- _WHAT IS BEING ASKED_
Write every entry out again exactly, please, and skip the pictures.

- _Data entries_

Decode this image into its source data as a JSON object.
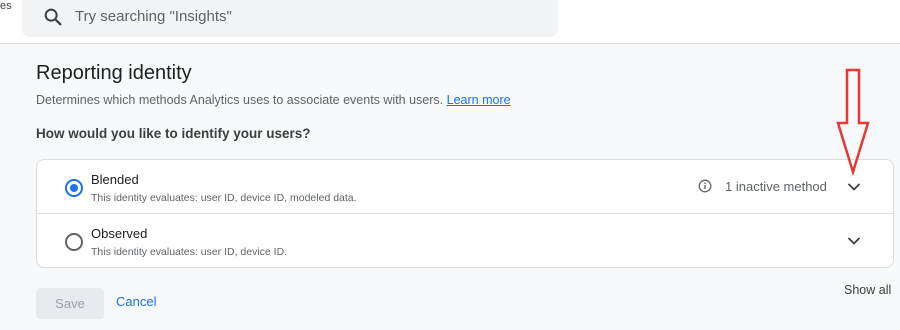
{
  "edge_text": "es",
  "search": {
    "placeholder": "Try searching \"Insights\""
  },
  "page": {
    "title": "Reporting identity",
    "description": "Determines which methods Analytics uses to associate events with users.",
    "learn_more": "Learn more",
    "question": "How would you like to identify your users?"
  },
  "options": [
    {
      "title": "Blended",
      "subtitle": "This identity evaluates: user ID, device ID, modeled data.",
      "selected": true,
      "inactive_label": "1 inactive method"
    },
    {
      "title": "Observed",
      "subtitle": "This identity evaluates: user ID, device ID.",
      "selected": false
    }
  ],
  "actions": {
    "save_label": "Save",
    "cancel_label": "Cancel",
    "show_all_label": "Show all"
  },
  "icons": {
    "search": "search-icon",
    "info": "info-icon",
    "chevron": "chevron-down-icon",
    "annotation": "red-arrow-down-icon"
  },
  "colors": {
    "accent": "#1a73e8",
    "annotation": "#e53935"
  }
}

- _WORKED ANSWER_
Decode this image into its source data as a JSON object.
{
  "edge_text": "es",
  "search": {
    "placeholder": "Try searching \"Insights\""
  },
  "page": {
    "title": "Reporting identity",
    "description": "Determines which methods Analytics uses to associate events with users.",
    "learn_more": "Learn more",
    "question": "How would you like to identify your users?"
  },
  "options": [
    {
      "title": "Blended",
      "subtitle": "This identity evaluates: user ID, device ID, modeled data.",
      "selected": true,
      "inactive_label": "1 inactive method"
    },
    {
      "title": "Observed",
      "subtitle": "This identity evaluates: user ID, device ID.",
      "selected": false
    }
  ],
  "actions": {
    "save_label": "Save",
    "cancel_label": "Cancel",
    "show_all_label": "Show all"
  },
  "icons": {
    "search": "search-icon",
    "info": "info-icon",
    "chevron": "chevron-down-icon",
    "annotation": "red-arrow-down-icon"
  },
  "colors": {
    "accent": "#1a73e8",
    "annotation": "#e53935"
  }
}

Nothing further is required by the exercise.